**** Texto

Wagner Leal Arienti
A UFSC noticiou que ampliou sua política de ações afirmativas. Além de percentuais para entrada no vestibular dos cursos de graduação, desde 2008, houve a decisão por estabelecer cotas para entrada de estudantes negros, indígenas, com alguma deficiência e outras vulnerabilidades sociais nos cursos de pós-graduação. Por motivo desta entrada, estes estudantes são referidos como cotistas, mas na sala de aula são principalmente estudantes. Parabéns a Câmara de Pós-Graduação por esta decisão que reflete um valor da maioria da comunidade universitária, sendo que a minoria contrária não se manifesta abertamente.
Como um princípio para inclusão e diversidade em uma sociedade com grandes desigualdades econômicas e sociais e, ao mesmo tempo, uma ampla heterogeneidade étnica, ações afirmativas se tornaram política a ser seguida pelo Estado e seu aparelho operacional e, dado o exemplo, pela sociedade, como vemos recentemente algumas empresas também adotarem seleção com critérios específicos. A universidade como instituição educacional, principalmente as universidades públicas por serem estatais, devem ser inclusivas, pois como instituição que se modernizou deve realizar o princípio caro da modernidade que vê a educação como o meio principal não apenas de sobrevivência e vivência mas principalmente de ascensão econômica, social, cultural e humanitária. Por isso, a educação deve ser universal, e a educação superior deve incluir cada vez mais a diversidade da população brasileira e se aproximar do ideal de que a educação capacita e transforma a todos, independente de origem. Aí sim, cada um pode contribuir com sua capacidade, habilidade e vontade.

********

> **Tarefa escrita A**
Edite o trecho do texto sobre ações afirmativas na UFSC que vai de "Wagner Leal Arienti" até "se manifesta abertamente.", substituindo "estudantes" por "alunos".
> **Tarefa escrita B**
Resuma em duas frases o texto sobre ações afirmativas na UFSC.
As linhas não têm relação com o texto sobre ações afirmativas.

**** Material fornecido

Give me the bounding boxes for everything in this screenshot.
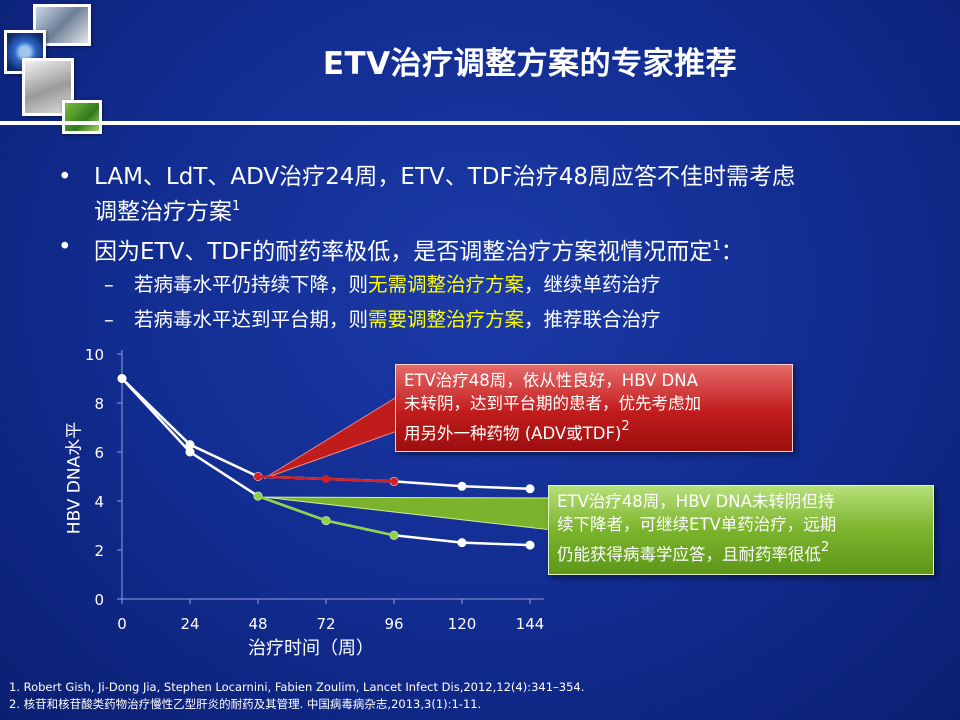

********

> **Resultado correto A**
Wagner Leal Arienti
A UFSC noticiou que ampliou sua política de ações afirmativas. Além de percentuais para entrada no vestibular dos cursos de graduação, desde 2008, houve a decisão por estabelecer cotas para entrada de alunos negros, indígenas, com alguma deficiência e outras vulnerabilidades sociais nos cursos de pós-graduação. Por motivo desta entrada, estes alunos são referidos como cotistas, mas na sala de aula são principalmente alunos. Parabéns a Câmara de Pós-Graduação por esta decisão que reflete um valor da maioria da comunidade universitária, sendo que a minoria contrária não se manifesta abertamente.

> **Resultado correto B**
A UFSC ampliou sua política de ações afirmativas e passou a estabelecer cotas para estudantes negros, indígenas, com alguma deficiência e outras vulnerabilidades sociais nos cursos de pós-graduação, e o texto parabeniza a Câmara de Pós-Graduação pela decisão. As universidades públicas devem ser inclusivas, e a educação superior deve incluir cada vez mais a diversidade da população brasileira, já que a educação é vista como o meio principal de ascensão econômica, social, cultural e humanitária.